Intervention de Claude Bérit-Débat

Réunion du 25 mai 2010 à 22h15
Modernisation de l'agriculture et de la pêche — Article 4

Photo de Claude Bérit-DébatClaude Bérit-Débat :

Monsieur le président, monsieur le ministre, mes chers collègues, avec l’article 4, nous touchons un point central des relations commerciales dans le secteur des fruits et légumes. Cet article prévoit en effet de durcir les conditions de publicité des produits, notamment lorsque ces publicités mentionnent une réduction de prix ou un prix promotionnel.

On ne peut, effectivement, que partager l’idée selon laquelle une meilleure information des consommateurs constituerait une incitation à une plus grande transparence dans les relations entre les producteurs et les distributeurs. Pourtant, on pourrait dire que cette façon de voir revient à entériner une situation de fait plus qu’elle ne la remet en cause.

Cette situation de fait, ce n’est ni plus ni moins que le déséquilibre profond qui existe entre les contractants : tandis que les distributeurs sont relativement concentrés, les producteurs pâtissent de l’éclatement de leur profession. C’est cette asymétrie de fait qui rend les négociations entre distributeurs et producteurs si inégales.

Si l’on ne s’attaque pas aux racines du mal, à savoir la manière dont les contrats sont passés, on ne pourra pas remédier à cette situation.

Dans cette perspective, le durcissement des conditions de publicité est une bonne chose, mais il ne résout pas la question posée.

D’ailleurs, je considère que cet article 4 est surtout un révélateur, celui de l’échec de la loi de modernisation de l’économie, dite LME. En effet, celle-ci n’a eu d’autre conséquence que de renforcer le déséquilibre entre les protagonistes du secteur agricole. Elle a finalement accru la dépendance des producteurs envers les distributeurs puisqu’elle a permis une libre négociation des prix.

La situation est encore plus délicate pour les producteurs de fruits et légumes frais : leurs produits n’étant pas transformables, ils doivent les écouler rapidement, coûte que coûte, dirais-je ; aussi sont-ils encore plus totalement soumis aux diktats des distributeurs.

Le durcissement des conditions de publicité est certes une adaptation intéressante. Toutefois, je l’ai indiqué, elle ne nous semble pas suffisante. Ce n’est pas en fin de chaîne, sur les étiquettes, qu’il faut agir : c’est à la fois au début et à la fin de la chaîne que les choses doivent être repensées.

LIGNES DU JEU

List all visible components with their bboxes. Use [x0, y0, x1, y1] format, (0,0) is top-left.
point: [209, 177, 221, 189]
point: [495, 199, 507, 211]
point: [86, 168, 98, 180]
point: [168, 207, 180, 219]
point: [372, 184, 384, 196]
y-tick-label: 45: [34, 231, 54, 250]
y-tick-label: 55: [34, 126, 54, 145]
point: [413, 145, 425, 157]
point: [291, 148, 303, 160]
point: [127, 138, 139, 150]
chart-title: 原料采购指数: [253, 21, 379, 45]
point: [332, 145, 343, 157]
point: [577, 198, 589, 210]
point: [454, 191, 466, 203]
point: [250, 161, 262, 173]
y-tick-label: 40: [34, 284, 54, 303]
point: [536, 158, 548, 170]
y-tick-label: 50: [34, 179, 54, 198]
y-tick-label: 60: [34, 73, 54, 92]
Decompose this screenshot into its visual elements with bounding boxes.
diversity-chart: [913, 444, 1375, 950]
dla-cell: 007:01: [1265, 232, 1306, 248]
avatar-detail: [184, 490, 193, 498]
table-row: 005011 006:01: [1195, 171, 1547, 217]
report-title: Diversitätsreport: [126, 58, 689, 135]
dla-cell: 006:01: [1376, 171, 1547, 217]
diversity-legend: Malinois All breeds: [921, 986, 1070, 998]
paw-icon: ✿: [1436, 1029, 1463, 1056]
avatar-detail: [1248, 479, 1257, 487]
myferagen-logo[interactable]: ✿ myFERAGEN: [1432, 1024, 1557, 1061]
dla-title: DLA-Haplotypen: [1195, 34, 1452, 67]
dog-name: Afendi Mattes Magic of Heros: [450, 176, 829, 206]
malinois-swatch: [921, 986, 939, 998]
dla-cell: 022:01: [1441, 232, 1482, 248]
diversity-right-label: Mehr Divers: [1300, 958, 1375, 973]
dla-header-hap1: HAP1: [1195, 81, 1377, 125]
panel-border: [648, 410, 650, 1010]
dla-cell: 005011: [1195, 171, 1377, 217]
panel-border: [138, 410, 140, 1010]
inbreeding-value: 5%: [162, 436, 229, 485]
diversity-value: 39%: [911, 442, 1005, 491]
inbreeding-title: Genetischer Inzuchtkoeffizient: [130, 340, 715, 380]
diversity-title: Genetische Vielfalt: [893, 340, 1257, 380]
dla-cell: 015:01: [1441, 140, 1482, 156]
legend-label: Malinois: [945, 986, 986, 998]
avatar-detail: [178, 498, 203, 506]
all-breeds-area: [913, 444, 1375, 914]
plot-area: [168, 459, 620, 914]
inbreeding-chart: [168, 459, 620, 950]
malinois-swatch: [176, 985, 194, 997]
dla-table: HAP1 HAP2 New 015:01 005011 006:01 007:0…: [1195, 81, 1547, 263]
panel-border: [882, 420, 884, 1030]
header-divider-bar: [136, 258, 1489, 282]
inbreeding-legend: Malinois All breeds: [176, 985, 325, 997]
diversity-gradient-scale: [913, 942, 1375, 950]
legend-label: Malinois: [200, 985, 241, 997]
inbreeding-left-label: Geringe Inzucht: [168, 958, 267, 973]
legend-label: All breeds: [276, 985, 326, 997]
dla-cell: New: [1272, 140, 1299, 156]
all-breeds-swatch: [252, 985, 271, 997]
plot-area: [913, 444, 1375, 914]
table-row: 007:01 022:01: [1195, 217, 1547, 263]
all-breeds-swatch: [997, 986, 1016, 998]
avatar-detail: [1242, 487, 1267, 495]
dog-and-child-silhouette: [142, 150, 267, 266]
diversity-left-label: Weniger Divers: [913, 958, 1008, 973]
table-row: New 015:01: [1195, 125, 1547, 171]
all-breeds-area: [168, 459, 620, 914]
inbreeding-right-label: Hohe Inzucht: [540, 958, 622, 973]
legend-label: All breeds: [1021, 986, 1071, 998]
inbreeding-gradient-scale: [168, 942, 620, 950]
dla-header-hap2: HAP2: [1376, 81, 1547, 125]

CONSIGNES
**A)** Répondez aux questions suivantes sur l'intervention relative à l'article 4 :
(i) Dans quel secteur l'article 4 touche-t-il un point central des relations commerciales ?
(ii) De quelle loi l'article 4 est-il présenté comme le révélateur de l'échec ?
(iii) Pourquoi les producteurs de fruits et légumes frais doivent-ils écouler rapidement leurs produits ?
**B)** Prolongez l'intervention relative à l'article 4 à partir de sa dernière phrase.

RÉPONSES ATTENDUES
**A)**
(i) Le secteur des fruits et légumes.
(ii) La loi de modernisation de l'économie, dite LME.
(iii) Parce que leurs produits ne sont pas transformables.

**B)**
Enfin, certaines dispositions de l’article doivent indubitablement être précisées. Ainsi, l’alinéa 4, dans la rédaction qui nous est en donnée, est assez flou. Il dispose en effet que, si des offres promotionnelles « sont susceptibles, par leur ampleur ou leur fréquence, de désorganiser les marchés », alors un arrêté fixera la périodicité et la durée de ces opérations. Le problème qui se pose est donc de savoir ce que l’on entend en visant la désorganisation des marchés. S’agit-il d’une chute des cours ? S’agit-il d’une chute durable ? Qu’est-ce qu’une chute durable, d’ailleurs ? Peut-on la déterminer aussi facilement que, par exemple, une entrée en récession ?

Vous le constatez, la disposition est floue, et il me semble important, monsieur le ministre, que vous apportiez les précisions qui s’imposent.

Il en va de même pour l’ampleur et la fréquence des opérations promotionnelles. Pour ce qui est de la fréquence, d’ailleurs, la question est pour ainsi dire résolue avant même d’être posée puisque les distributeurs procèdent à de telles opérations tout au long de l’année. Dans ces conditions, la logique voudrait presque que l’on fixe d’ores et déjà la périodicité et la durée des opérations promotionnelles, ce qui serait assez cohérent avec la réalité.

Je soulignerai pour conclure que, si l’article 4 comporte des dispositions intéressantes, il résonne aussi, finalement, comme un aveu – un aveu de faiblesse, puisque le texte ne va pas au bout de ce qui devrait être fait pour aider les producteurs agricoles. Nous pourrons certainement l’améliorer, mais je doute que, en définitive, il soit suffisant.